Goal
Answer with one number: the count of lines in this material that hold the word "Extreme".

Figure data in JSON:
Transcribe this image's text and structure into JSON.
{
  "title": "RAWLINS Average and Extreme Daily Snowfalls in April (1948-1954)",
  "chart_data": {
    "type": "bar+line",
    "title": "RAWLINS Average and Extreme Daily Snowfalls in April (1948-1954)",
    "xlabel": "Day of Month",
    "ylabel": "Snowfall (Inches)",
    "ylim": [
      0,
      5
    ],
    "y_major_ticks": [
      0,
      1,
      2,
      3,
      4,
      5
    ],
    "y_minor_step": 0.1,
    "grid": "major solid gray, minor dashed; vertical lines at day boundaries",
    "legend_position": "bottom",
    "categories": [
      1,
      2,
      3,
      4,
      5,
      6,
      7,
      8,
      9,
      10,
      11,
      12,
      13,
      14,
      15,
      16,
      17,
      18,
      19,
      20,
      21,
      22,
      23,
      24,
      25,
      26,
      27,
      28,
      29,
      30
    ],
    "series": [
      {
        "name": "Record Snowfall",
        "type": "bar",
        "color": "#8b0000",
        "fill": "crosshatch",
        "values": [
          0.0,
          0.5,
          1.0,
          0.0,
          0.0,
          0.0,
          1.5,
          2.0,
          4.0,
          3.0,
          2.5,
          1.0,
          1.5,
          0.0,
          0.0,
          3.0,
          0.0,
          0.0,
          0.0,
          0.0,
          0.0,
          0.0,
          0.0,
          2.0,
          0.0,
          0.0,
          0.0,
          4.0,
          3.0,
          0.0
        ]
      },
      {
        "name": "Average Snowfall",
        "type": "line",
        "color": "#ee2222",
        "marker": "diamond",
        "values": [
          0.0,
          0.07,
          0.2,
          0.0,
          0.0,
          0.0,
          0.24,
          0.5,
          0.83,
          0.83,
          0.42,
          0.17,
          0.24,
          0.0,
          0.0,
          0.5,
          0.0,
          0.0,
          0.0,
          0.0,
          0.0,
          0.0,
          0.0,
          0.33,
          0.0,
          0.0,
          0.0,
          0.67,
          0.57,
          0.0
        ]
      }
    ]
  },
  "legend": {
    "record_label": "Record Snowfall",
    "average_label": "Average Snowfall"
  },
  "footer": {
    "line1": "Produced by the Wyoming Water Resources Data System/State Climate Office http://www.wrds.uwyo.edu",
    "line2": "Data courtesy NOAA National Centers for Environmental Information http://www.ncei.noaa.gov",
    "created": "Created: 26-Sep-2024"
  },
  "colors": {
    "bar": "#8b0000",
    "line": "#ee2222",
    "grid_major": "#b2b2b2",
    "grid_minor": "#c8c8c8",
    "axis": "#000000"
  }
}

Answer to this task
2